What to work on: Read through the entries below and return each line with the word "fₑₓₜ".

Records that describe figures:
++++++++++

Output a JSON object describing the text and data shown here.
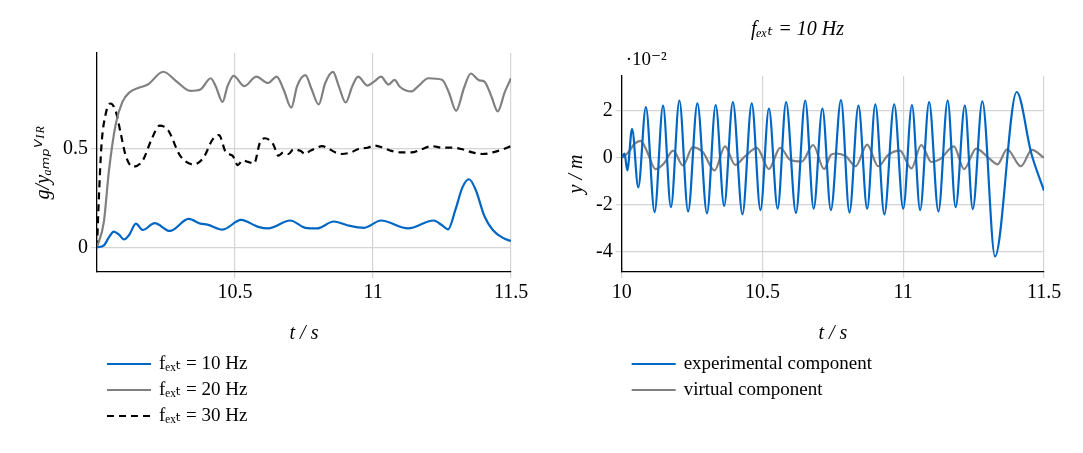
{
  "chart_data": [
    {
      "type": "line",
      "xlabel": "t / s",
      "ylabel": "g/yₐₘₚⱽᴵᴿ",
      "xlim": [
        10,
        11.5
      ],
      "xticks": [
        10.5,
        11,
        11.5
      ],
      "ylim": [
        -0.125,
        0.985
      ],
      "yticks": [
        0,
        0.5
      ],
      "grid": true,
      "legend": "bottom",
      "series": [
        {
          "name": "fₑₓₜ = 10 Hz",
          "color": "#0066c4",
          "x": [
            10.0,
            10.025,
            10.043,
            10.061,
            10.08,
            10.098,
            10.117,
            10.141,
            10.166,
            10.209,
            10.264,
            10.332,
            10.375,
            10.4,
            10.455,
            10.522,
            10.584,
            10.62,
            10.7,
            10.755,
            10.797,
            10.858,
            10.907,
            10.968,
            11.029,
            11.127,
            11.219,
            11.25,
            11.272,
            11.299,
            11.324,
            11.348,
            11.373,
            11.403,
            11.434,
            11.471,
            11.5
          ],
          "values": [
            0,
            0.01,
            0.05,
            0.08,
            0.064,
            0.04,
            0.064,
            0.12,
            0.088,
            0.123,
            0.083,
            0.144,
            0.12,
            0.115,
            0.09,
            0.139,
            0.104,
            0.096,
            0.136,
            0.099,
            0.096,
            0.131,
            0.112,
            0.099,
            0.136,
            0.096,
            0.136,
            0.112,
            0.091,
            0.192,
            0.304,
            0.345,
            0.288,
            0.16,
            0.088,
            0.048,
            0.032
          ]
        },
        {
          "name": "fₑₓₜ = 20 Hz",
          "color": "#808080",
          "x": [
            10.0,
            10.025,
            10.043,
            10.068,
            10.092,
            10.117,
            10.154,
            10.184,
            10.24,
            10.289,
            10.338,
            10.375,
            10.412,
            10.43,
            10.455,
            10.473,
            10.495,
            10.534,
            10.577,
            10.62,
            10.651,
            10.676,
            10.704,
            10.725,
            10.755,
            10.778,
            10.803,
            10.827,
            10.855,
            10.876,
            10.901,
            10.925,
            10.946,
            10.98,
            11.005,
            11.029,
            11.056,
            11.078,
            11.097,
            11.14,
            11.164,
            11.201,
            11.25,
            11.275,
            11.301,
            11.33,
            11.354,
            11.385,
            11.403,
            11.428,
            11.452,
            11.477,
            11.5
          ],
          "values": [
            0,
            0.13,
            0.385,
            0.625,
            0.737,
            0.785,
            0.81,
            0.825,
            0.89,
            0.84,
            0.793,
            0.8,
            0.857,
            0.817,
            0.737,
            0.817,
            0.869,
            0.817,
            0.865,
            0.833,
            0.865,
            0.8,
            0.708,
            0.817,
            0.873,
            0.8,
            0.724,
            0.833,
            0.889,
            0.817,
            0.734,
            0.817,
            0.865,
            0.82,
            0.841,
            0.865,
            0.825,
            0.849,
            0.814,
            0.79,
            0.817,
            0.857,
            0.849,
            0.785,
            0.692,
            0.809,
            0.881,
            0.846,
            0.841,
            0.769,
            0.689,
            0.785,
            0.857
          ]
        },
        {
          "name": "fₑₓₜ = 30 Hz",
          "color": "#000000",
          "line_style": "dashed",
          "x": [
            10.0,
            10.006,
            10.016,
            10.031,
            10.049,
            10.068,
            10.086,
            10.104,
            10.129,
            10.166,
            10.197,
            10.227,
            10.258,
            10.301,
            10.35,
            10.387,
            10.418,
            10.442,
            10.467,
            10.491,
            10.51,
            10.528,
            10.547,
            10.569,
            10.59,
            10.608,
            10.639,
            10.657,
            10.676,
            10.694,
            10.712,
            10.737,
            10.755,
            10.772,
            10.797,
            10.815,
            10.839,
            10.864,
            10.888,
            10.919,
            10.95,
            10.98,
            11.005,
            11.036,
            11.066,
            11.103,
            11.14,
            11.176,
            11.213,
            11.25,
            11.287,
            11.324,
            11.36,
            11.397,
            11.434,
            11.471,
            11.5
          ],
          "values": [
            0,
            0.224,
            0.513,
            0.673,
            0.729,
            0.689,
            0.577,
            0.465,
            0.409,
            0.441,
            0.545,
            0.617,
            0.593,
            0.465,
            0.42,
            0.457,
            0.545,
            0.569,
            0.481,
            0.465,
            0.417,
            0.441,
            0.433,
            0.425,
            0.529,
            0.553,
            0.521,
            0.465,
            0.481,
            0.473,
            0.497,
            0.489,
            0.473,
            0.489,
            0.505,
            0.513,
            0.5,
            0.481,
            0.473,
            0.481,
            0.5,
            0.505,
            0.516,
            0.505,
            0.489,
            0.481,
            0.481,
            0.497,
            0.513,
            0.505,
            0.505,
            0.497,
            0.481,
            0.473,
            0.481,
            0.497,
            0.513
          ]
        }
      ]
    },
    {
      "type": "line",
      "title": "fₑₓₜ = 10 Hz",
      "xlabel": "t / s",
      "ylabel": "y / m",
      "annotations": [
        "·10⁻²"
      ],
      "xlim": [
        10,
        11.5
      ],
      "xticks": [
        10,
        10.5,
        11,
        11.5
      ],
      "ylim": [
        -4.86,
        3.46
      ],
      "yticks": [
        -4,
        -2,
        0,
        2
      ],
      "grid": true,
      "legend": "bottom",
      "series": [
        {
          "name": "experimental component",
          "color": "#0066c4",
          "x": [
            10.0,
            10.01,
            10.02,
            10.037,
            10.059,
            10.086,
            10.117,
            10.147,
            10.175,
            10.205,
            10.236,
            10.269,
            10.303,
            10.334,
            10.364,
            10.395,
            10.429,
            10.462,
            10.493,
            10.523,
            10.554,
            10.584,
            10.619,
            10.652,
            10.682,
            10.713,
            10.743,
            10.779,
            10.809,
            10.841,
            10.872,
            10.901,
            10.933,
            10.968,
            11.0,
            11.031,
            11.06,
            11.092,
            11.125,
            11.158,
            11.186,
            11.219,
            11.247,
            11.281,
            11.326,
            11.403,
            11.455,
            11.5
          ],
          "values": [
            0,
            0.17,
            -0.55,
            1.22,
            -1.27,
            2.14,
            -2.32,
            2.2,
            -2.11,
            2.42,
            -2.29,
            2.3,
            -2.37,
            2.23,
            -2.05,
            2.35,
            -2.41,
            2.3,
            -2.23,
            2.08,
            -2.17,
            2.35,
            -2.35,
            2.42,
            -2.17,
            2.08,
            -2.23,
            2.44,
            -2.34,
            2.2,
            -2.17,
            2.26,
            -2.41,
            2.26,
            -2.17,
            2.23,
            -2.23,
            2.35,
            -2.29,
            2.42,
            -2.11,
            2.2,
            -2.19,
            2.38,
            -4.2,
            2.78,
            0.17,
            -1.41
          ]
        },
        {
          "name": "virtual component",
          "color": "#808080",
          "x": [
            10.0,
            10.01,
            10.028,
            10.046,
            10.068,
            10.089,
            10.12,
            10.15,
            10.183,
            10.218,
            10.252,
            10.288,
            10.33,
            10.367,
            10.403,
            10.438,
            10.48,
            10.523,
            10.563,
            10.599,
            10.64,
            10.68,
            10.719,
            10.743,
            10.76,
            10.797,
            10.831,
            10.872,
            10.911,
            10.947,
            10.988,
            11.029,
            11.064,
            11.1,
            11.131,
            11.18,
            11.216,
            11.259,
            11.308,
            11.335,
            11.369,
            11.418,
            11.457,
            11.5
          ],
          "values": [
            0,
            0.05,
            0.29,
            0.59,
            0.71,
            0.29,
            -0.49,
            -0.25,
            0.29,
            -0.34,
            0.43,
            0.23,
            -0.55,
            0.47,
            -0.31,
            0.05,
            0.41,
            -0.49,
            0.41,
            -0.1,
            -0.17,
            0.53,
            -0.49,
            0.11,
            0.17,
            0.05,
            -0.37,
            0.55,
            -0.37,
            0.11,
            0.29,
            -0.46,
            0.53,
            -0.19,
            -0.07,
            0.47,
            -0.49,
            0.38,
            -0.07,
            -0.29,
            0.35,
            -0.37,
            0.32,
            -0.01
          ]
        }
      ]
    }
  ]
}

++++++++++

Finished task:
          "name": "fₑₓₜ = 10 Hz",
          "name": "fₑₓₜ = 20 Hz",
          "name": "fₑₓₜ = 30 Hz",
      "title": "fₑₓₜ = 10 Hz",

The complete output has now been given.